### What you should do
Check each line below for the word "marker", and copy those that have it.

Records about charts and figures
::::::

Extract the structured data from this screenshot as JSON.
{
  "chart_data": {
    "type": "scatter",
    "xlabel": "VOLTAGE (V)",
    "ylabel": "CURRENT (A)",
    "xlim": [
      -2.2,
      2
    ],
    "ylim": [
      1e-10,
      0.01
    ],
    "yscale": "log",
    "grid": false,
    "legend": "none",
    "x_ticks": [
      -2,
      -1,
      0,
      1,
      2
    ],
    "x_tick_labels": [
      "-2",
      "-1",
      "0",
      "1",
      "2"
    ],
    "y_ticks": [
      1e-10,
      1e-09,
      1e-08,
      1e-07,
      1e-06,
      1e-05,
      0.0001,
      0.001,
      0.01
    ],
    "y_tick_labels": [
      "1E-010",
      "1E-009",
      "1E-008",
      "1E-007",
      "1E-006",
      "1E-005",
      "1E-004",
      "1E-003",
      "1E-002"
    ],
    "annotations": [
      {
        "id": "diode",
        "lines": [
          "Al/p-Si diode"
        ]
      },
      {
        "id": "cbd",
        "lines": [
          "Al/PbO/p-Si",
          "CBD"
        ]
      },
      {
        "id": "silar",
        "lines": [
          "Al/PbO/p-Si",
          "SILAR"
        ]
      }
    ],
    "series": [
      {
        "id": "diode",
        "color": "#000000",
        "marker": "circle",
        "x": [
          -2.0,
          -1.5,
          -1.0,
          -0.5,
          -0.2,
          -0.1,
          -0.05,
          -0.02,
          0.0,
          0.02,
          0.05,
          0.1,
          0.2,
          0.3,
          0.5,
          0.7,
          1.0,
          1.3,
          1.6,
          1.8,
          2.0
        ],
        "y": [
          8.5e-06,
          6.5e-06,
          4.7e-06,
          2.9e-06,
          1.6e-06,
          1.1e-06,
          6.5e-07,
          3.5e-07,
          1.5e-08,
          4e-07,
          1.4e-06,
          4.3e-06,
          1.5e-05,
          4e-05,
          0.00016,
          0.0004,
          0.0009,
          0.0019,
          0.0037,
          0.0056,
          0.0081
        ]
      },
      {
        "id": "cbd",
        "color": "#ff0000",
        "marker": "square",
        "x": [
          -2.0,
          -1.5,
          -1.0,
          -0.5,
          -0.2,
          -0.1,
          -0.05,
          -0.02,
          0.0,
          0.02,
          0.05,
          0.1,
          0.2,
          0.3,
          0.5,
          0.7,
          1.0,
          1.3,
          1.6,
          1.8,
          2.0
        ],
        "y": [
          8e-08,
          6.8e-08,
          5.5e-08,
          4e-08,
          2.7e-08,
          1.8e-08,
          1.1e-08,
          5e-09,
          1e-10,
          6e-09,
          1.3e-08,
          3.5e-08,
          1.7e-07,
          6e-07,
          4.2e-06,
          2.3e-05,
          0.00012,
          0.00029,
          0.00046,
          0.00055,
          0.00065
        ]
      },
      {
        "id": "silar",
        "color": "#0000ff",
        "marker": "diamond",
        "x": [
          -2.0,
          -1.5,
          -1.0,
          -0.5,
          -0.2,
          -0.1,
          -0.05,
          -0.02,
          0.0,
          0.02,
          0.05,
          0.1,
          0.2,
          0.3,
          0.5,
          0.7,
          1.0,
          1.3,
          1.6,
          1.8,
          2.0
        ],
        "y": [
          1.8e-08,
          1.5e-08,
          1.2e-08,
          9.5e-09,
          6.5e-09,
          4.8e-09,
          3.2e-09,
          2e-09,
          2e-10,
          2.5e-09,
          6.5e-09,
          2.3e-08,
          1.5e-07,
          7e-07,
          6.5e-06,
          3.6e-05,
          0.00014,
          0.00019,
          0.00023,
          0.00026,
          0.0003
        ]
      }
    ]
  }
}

::::::

### Solution to this problem
        "marker": "circle",
        "marker": "square",
        "marker": "diamond",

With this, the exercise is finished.